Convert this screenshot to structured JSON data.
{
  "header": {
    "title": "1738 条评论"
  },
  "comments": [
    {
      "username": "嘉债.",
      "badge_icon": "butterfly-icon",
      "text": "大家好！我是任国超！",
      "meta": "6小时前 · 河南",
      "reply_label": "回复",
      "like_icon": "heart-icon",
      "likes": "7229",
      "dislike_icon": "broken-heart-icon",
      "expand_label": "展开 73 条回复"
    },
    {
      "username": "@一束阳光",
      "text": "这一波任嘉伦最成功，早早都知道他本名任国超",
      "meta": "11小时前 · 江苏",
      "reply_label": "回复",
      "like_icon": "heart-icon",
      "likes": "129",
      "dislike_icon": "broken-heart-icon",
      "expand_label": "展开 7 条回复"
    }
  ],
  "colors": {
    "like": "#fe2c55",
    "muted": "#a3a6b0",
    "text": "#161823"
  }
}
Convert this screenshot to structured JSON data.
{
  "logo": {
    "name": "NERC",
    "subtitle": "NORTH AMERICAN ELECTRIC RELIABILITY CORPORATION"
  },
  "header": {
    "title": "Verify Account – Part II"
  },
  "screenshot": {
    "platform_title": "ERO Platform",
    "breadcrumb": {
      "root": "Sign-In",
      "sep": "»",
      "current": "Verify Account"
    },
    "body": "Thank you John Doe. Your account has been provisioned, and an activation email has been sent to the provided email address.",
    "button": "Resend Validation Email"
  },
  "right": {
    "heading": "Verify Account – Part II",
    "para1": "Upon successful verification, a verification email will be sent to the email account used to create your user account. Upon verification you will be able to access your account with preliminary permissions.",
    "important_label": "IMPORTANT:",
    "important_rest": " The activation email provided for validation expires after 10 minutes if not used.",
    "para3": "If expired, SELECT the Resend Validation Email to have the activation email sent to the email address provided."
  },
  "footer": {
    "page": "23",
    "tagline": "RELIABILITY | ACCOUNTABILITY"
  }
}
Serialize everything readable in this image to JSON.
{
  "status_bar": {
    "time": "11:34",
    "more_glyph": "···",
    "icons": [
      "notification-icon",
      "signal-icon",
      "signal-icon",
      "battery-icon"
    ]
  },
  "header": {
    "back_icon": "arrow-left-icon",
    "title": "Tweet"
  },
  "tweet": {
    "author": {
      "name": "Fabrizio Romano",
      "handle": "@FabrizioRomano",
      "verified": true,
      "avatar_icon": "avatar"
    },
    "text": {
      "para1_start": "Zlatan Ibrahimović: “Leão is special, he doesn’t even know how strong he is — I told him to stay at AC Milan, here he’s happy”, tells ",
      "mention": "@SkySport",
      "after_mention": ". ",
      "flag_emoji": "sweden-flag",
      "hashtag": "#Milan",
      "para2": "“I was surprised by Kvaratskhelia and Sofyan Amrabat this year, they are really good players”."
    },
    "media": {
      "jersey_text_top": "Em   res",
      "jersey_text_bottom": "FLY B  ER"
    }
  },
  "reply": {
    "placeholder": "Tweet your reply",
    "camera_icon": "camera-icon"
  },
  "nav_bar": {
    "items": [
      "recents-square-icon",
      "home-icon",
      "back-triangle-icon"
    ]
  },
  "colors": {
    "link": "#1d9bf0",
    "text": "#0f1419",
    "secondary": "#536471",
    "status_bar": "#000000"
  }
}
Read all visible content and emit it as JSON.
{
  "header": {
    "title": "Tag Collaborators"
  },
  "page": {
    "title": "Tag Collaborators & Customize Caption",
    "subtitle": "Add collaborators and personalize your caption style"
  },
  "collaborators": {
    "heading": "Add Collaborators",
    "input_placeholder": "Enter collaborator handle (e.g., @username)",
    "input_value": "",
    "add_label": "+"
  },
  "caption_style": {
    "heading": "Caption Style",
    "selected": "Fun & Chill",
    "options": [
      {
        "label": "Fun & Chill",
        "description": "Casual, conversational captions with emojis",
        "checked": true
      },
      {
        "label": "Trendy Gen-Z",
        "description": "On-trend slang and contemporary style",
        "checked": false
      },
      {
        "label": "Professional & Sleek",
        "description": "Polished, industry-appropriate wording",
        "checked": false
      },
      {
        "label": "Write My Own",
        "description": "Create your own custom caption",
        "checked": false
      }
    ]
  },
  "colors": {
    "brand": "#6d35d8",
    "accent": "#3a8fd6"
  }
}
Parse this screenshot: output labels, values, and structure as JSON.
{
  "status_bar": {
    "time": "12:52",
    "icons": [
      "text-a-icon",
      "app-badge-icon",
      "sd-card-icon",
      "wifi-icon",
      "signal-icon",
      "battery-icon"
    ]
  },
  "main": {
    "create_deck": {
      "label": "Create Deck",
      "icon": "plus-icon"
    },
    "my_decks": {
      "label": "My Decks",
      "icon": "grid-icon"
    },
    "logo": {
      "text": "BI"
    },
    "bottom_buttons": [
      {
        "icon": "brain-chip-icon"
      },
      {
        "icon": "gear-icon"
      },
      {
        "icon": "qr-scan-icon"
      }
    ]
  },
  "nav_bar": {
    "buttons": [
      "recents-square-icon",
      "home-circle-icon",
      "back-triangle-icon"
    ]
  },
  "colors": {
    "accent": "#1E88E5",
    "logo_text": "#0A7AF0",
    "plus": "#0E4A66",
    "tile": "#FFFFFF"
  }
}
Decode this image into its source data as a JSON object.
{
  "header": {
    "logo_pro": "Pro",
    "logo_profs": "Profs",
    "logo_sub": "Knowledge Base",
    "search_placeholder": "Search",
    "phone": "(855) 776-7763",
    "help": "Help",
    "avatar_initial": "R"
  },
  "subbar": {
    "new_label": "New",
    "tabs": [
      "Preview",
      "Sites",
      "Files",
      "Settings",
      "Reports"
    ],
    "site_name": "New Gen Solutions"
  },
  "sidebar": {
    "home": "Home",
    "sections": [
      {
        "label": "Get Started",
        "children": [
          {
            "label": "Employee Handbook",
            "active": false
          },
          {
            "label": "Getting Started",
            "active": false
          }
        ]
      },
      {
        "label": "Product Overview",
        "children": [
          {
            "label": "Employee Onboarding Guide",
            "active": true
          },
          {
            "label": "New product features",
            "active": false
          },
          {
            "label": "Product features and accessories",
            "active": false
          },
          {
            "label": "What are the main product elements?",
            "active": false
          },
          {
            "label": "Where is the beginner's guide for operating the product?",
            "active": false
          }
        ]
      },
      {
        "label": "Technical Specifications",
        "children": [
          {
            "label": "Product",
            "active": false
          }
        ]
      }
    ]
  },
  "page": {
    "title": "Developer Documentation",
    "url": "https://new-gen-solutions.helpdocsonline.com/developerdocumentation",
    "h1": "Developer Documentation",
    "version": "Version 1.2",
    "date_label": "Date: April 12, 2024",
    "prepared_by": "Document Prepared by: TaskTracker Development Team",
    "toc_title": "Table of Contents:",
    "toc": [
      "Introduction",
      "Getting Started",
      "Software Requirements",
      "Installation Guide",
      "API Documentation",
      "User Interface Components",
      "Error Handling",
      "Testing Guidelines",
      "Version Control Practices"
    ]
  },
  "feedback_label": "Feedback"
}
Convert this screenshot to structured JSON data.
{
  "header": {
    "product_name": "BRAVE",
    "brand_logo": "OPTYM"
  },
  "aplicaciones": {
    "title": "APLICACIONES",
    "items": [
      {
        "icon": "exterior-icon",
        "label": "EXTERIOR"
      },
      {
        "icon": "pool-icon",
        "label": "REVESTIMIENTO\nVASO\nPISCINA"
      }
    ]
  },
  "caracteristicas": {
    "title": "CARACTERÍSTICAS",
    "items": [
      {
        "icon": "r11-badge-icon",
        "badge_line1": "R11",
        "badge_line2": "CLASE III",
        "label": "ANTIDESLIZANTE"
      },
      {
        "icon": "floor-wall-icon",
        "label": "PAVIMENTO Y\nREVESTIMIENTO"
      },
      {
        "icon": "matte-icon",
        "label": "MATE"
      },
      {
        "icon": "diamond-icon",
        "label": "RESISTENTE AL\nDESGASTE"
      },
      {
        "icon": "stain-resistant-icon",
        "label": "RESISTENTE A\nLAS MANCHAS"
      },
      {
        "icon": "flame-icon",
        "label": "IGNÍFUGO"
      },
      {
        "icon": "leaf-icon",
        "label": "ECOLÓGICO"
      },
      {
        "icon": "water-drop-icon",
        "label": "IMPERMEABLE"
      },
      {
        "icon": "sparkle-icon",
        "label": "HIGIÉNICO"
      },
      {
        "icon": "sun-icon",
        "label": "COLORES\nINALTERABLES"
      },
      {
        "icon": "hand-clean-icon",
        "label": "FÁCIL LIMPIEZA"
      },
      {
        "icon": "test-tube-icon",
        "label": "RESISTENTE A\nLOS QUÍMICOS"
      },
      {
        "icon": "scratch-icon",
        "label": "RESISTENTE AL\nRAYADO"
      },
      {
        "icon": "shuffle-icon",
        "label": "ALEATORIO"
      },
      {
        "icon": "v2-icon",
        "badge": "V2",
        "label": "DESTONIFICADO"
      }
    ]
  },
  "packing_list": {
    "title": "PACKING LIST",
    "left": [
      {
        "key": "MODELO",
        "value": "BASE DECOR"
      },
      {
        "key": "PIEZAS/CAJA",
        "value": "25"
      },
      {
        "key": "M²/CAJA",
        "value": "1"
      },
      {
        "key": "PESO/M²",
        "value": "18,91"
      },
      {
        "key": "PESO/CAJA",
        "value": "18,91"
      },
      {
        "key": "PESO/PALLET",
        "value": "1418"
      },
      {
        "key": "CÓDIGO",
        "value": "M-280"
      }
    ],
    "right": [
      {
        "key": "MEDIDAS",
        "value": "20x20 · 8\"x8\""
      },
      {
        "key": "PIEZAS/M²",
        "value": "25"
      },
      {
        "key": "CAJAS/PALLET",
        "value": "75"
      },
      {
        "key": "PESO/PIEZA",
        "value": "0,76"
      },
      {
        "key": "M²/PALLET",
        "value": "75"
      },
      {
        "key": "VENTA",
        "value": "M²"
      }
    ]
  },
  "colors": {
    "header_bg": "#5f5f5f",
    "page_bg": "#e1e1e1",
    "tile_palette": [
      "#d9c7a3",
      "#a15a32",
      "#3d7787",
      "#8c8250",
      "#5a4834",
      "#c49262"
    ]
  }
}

□ □ □

Goal. From the listing above, copy every line that holds the string "username".

Full answer.
      "username": "嘉债.",
      "username": "@一束阳光",
    "input_placeholder": "Enter collaborator handle (e.g., @username)",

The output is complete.